→ **Set problem**: Reproduce the line that holds "Transcribe this image's" together with all the lines after it up to the end of the entries.

--- Begin ---

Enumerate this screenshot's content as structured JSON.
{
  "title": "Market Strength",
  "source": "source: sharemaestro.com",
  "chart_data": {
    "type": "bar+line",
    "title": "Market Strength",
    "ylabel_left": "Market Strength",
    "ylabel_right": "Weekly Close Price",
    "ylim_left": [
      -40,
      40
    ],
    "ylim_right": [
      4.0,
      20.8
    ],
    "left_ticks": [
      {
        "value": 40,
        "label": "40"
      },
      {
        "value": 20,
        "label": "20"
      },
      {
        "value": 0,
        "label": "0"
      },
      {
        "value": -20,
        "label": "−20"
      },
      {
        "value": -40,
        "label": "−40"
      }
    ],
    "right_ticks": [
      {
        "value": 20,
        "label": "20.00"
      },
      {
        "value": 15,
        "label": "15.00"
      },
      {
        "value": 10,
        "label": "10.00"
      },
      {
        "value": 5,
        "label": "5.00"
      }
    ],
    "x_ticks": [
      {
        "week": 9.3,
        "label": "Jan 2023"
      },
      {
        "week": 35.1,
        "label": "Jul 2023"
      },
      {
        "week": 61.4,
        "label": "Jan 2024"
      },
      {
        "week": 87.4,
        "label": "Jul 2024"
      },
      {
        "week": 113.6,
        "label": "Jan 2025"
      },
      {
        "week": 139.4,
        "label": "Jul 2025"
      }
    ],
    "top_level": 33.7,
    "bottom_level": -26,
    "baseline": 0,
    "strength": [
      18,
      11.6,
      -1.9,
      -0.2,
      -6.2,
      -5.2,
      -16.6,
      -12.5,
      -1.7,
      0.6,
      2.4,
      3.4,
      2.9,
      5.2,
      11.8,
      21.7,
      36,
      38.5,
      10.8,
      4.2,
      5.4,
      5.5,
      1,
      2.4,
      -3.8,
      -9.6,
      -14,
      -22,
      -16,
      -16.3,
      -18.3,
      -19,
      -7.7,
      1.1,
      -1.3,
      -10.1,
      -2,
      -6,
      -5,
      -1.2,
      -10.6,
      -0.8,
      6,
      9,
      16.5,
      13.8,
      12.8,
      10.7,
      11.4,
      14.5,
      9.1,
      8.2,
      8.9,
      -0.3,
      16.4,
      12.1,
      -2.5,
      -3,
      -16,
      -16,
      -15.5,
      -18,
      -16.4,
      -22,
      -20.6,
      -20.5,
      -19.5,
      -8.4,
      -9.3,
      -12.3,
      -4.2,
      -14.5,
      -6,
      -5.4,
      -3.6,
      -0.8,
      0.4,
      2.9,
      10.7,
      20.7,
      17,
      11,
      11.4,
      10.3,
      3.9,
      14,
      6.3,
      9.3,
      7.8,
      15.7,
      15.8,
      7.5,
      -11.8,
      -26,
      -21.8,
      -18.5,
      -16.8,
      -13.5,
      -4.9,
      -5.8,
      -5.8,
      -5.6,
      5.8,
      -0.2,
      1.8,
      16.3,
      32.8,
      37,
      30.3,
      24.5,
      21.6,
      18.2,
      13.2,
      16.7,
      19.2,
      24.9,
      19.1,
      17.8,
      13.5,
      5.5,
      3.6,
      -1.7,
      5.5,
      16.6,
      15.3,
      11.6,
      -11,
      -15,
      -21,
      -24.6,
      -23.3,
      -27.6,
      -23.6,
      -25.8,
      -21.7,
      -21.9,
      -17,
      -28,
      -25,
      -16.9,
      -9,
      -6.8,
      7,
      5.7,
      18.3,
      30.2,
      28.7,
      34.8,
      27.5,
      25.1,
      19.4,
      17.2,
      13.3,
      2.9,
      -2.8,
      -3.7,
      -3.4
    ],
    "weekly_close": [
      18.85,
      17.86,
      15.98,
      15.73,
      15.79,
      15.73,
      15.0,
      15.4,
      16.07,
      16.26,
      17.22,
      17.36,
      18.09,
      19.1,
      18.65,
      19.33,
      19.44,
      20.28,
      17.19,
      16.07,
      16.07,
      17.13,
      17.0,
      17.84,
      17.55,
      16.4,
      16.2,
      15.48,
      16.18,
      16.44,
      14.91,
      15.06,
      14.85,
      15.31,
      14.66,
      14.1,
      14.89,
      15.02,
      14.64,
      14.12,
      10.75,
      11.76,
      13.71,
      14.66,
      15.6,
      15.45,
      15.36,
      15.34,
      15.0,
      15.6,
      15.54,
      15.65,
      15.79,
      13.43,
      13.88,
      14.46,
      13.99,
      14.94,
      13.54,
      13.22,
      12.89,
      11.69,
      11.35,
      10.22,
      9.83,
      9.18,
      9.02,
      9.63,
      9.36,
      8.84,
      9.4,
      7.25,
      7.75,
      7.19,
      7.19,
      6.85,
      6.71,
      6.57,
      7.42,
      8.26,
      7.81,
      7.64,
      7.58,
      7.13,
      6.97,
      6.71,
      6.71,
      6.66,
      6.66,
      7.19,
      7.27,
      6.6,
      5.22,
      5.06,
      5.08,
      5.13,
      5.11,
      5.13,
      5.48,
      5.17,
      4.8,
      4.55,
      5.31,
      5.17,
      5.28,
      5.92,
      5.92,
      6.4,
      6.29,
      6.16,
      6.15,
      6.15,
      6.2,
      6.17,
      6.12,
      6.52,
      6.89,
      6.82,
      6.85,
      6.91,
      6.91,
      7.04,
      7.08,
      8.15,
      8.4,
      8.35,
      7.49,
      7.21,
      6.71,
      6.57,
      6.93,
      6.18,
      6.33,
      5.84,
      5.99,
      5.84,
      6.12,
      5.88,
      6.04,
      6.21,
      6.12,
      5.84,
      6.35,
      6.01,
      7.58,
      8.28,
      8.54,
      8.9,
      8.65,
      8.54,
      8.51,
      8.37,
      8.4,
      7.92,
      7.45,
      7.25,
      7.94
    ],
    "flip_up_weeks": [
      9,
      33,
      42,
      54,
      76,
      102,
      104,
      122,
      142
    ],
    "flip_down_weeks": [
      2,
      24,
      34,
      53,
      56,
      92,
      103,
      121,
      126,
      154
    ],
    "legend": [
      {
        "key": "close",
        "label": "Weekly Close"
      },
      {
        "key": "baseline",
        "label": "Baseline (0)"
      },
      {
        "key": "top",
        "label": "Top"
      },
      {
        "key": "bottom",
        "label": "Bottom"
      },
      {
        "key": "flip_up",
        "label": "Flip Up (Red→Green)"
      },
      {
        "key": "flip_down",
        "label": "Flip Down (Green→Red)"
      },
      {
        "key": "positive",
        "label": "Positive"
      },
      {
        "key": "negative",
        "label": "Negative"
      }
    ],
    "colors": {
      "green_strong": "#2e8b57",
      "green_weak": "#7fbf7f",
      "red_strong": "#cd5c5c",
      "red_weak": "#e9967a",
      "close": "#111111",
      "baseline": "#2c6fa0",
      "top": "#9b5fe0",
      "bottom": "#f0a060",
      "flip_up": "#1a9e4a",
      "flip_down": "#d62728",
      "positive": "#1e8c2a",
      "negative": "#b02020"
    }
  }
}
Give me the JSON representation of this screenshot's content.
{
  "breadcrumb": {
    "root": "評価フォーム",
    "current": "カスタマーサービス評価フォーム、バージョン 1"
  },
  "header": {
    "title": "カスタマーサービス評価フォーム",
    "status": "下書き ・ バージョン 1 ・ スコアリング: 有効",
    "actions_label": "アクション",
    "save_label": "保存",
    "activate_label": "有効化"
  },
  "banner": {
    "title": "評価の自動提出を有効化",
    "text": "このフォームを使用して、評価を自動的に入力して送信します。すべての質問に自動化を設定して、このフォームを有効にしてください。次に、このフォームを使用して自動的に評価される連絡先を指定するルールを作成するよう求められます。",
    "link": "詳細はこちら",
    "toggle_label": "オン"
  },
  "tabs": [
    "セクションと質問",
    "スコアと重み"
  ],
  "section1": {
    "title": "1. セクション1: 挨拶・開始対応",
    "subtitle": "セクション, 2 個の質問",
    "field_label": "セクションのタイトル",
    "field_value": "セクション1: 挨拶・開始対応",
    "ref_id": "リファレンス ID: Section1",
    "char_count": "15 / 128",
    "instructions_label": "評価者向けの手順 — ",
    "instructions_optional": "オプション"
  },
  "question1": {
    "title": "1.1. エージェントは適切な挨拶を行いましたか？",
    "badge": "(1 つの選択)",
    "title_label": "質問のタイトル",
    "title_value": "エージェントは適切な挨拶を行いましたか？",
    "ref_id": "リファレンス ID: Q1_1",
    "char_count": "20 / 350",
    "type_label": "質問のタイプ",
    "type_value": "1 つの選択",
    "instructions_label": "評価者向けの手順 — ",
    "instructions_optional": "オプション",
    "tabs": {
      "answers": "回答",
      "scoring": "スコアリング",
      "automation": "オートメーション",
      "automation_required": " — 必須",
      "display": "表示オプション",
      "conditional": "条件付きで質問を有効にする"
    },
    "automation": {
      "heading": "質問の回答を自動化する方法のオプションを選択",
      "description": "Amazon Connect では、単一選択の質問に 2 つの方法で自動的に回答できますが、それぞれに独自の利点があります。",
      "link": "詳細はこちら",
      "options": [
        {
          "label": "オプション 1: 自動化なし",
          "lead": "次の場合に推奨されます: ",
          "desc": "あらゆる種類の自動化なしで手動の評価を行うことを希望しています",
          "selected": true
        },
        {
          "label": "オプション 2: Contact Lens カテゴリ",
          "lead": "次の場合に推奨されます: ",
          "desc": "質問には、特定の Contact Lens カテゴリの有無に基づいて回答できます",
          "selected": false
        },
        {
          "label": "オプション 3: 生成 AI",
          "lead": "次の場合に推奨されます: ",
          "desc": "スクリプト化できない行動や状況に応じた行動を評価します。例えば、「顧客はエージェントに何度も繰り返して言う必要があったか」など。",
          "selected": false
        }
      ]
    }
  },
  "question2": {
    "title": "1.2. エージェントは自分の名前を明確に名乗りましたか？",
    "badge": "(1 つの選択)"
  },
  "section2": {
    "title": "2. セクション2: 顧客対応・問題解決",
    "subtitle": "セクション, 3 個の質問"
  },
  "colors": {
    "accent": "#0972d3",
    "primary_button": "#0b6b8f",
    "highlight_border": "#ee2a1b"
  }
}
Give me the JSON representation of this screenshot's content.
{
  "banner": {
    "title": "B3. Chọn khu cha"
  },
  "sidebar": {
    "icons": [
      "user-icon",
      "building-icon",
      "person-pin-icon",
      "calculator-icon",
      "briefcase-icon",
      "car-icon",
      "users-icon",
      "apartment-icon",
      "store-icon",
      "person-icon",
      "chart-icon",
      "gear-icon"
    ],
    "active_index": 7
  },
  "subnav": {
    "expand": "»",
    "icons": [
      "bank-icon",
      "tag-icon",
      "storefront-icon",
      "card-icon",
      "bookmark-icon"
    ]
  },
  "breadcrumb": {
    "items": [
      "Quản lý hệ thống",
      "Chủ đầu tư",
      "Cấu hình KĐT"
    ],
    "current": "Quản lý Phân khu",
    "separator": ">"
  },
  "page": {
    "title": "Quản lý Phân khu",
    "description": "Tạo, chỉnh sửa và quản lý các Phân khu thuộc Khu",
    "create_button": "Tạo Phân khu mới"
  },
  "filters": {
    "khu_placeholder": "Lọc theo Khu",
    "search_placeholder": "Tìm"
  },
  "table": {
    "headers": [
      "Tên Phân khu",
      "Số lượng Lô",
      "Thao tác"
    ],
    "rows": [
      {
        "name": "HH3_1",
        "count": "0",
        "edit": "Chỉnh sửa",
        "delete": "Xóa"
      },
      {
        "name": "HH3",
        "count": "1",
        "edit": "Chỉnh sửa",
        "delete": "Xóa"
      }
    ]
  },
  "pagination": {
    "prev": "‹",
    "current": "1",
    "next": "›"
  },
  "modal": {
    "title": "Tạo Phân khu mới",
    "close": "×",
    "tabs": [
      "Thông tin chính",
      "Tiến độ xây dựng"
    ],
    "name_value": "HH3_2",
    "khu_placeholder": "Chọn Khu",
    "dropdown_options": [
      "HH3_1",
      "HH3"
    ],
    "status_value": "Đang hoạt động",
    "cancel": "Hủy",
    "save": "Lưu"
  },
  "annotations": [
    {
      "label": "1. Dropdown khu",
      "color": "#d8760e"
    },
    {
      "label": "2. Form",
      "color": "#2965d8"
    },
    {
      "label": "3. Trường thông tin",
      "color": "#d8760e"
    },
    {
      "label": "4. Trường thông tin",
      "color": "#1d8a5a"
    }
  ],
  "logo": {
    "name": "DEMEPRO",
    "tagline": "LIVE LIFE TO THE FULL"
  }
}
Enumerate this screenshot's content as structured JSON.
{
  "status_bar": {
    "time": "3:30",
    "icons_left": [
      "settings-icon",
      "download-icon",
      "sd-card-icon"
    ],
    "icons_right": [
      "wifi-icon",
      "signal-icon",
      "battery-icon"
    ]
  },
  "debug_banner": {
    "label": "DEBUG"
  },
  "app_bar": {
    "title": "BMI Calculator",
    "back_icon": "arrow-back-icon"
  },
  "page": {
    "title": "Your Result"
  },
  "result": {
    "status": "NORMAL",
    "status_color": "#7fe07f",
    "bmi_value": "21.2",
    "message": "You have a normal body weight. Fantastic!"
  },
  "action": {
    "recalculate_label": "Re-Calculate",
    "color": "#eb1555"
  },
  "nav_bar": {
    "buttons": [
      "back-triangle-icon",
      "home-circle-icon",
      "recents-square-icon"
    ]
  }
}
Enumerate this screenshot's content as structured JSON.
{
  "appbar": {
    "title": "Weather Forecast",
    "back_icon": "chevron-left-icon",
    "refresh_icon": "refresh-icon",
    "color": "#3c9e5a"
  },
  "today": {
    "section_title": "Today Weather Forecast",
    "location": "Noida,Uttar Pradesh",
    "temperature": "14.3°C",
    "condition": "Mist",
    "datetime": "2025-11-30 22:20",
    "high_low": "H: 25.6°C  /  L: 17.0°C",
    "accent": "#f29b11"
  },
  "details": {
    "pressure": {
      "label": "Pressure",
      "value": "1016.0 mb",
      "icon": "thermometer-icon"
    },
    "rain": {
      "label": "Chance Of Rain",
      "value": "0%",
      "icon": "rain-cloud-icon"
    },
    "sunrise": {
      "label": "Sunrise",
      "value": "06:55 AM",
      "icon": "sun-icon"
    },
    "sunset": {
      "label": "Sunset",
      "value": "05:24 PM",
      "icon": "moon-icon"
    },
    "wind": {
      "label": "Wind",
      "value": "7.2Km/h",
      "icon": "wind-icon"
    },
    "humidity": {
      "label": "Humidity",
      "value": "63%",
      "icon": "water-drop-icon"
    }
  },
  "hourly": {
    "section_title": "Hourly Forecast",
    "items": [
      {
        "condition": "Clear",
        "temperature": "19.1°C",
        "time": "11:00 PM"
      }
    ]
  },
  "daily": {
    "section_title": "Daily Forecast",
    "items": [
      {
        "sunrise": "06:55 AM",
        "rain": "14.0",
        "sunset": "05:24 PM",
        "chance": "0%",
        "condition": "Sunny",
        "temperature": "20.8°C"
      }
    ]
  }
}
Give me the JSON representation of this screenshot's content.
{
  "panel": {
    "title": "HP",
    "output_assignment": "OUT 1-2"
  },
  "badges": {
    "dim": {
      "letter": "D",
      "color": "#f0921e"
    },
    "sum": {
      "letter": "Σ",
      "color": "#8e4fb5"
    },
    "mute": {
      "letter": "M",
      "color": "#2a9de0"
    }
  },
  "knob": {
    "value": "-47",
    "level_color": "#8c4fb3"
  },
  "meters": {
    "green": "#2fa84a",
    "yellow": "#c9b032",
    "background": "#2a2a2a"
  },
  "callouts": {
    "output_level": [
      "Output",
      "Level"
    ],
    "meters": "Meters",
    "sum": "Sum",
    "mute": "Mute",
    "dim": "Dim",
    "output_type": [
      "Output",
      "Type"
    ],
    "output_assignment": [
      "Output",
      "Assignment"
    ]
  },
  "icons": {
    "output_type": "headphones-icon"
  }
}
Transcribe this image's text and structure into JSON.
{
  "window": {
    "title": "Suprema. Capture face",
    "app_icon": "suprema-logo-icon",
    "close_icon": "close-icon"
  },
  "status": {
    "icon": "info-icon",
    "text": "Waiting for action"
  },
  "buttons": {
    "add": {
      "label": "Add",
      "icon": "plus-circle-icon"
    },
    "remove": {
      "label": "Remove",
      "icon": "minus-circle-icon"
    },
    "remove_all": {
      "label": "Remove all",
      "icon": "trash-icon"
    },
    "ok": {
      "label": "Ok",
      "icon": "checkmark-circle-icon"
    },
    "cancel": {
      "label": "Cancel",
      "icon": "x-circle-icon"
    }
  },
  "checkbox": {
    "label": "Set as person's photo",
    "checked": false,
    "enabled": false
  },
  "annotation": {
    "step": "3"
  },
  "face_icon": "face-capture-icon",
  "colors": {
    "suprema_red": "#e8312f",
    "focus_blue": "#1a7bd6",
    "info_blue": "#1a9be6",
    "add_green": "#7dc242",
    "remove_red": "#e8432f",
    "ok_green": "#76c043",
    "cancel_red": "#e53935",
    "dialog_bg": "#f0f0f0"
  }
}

--- End ---

→ **Written answer**:
Transcribe this image's text and structure into JSON.
{
  "window": {
    "title": "Suprema. Capture face",
    "app_icon": "suprema-logo-icon",
    "close_icon": "close-icon"
  },
  "status": {
    "icon": "info-icon",
    "text": "Waiting for action"
  },
  "buttons": {
    "add": {
      "label": "Add",
      "icon": "plus-circle-icon"
    },
    "remove": {
      "label": "Remove",
      "icon": "minus-circle-icon"
    },
    "remove_all": {
      "label": "Remove all",
      "icon": "trash-icon"
    },
    "ok": {
      "label": "Ok",
      "icon": "checkmark-circle-icon"
    },
    "cancel": {
      "label": "Cancel",
      "icon": "x-circle-icon"
    }
  },
  "checkbox": {
    "label": "Set as person's photo",
    "checked": false,
    "enabled": false
  },
  "annotation": {
    "step": "3"
  },
  "face_icon": "face-capture-icon",
  "colors": {
    "suprema_red": "#e8312f",
    "focus_blue": "#1a7bd6",
    "info_blue": "#1a9be6",
    "add_green": "#7dc242",
    "remove_red": "#e8432f",
    "ok_green": "#76c043",
    "cancel_red": "#e53935",
    "dialog_bg": "#f0f0f0"
  }
}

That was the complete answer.